_Stated exercise_.
Write out all of the entries exactly, please.

+++

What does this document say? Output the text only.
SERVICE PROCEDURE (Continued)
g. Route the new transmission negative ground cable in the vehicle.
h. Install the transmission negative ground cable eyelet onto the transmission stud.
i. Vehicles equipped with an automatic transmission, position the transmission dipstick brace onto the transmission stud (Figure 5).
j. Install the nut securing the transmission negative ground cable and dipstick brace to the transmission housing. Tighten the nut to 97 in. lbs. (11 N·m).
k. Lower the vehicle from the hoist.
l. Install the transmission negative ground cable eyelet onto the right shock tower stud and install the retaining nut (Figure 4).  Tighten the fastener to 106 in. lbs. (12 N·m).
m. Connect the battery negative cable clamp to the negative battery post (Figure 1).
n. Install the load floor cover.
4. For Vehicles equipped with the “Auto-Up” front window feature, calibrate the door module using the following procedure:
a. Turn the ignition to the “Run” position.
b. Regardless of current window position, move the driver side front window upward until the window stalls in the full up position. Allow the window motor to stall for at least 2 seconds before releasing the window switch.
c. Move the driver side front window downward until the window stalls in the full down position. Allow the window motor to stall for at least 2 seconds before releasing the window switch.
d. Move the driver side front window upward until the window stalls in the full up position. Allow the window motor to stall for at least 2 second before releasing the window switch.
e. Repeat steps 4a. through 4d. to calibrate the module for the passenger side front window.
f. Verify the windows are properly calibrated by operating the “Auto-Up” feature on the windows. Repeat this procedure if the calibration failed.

+++

_Worked solution_.
What does this document say? Output the text only.
SERVICE PROCEDURE (Continued)
g. Route the new transmission negative ground cable in the vehicle.
h. Install the transmission negative ground cable eyelet onto the transmission stud.
i. Vehicles equipped with an automatic transmission, position the transmission dipstick brace onto the transmission stud (Figure 5).
j. Install the nut securing the transmission negative ground cable and dipstick brace to the transmission housing. Tighten the nut to 97 in. lbs. (11 N·m).
k. Lower the vehicle from the hoist.
l. Install the transmission negative ground cable eyelet onto the right shock tower stud and install the retaining nut (Figure 4).  Tighten the fastener to 106 in. lbs. (12 N·m).
m. Connect the battery negative cable clamp to the negative battery post (Figure 1).
n. Install the load floor cover.
4. For Vehicles equipped with the “Auto-Up” front window feature, calibrate the door module using the following procedure:
a. Turn the ignition to the “Run” position.
b. Regardless of current window position, move the driver side front window upward until the window stalls in the full up position. Allow the window motor to stall for at least 2 seconds before releasing the window switch.
c. Move the driver side front window downward until the window stalls in the full down position. Allow the window motor to stall for at least 2 seconds before releasing the window switch.
d. Move the driver side front window upward until the window stalls in the full up position. Allow the window motor to stall for at least 2 second before releasing the window switch.
e. Repeat steps 4a. through 4d. to calibrate the module for the passenger side front window.
f. Verify the windows are properly calibrated by operating the “Auto-Up” feature on the windows. Repeat this procedure if the calibration failed.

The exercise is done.